### [Short task]
Reproduce the data exactly.

::: The records

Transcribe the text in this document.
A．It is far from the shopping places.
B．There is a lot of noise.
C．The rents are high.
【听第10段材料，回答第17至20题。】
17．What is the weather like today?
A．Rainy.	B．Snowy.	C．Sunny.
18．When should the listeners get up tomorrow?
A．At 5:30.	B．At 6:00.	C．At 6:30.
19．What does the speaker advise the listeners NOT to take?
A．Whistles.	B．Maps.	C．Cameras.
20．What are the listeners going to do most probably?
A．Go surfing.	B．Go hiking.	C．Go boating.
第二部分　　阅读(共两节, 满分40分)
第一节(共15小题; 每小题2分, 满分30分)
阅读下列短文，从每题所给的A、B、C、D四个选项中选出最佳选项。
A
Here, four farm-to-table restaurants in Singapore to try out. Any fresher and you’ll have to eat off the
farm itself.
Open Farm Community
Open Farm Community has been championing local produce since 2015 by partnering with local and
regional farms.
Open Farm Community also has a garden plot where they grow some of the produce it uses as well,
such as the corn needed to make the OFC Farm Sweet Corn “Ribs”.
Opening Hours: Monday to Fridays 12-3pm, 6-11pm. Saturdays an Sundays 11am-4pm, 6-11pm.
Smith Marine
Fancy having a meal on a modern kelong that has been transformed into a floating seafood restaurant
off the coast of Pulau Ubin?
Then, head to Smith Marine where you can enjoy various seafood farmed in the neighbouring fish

::::::

### [Written answer]
Transcribe the text in this document.
A．It is far from the shopping places.
B．There is a lot of noise.
C．The rents are high.
【听第10段材料，回答第17至20题。】
17．What is the weather like today?
A．Rainy.	B．Snowy.	C．Sunny.
18．When should the listeners get up tomorrow?
A．At 5:30.	B．At 6:00.	C．At 6:30.
19．What does the speaker advise the listeners NOT to take?
A．Whistles.	B．Maps.	C．Cameras.
20．What are the listeners going to do most probably?
A．Go surfing.	B．Go hiking.	C．Go boating.
第二部分　　阅读(共两节, 满分40分)
第一节(共15小题; 每小题2分, 满分30分)
阅读下列短文，从每题所给的A、B、C、D四个选项中选出最佳选项。
A
Here, four farm-to-table restaurants in Singapore to try out. Any fresher and you’ll have to eat off the
farm itself.
Open Farm Community
Open Farm Community has been championing local produce since 2015 by partnering with local and
regional farms.
Open Farm Community also has a garden plot where they grow some of the produce it uses as well,
such as the corn needed to make the OFC Farm Sweet Corn “Ribs”.
Opening Hours: Monday to Fridays 12-3pm, 6-11pm. Saturdays an Sundays 11am-4pm, 6-11pm.
Smith Marine
Fancy having a meal on a modern kelong that has been transformed into a floating seafood restaurant
off the coast of Pulau Ubin?
Then, head to Smith Marine where you can enjoy various seafood farmed in the neighbouring fish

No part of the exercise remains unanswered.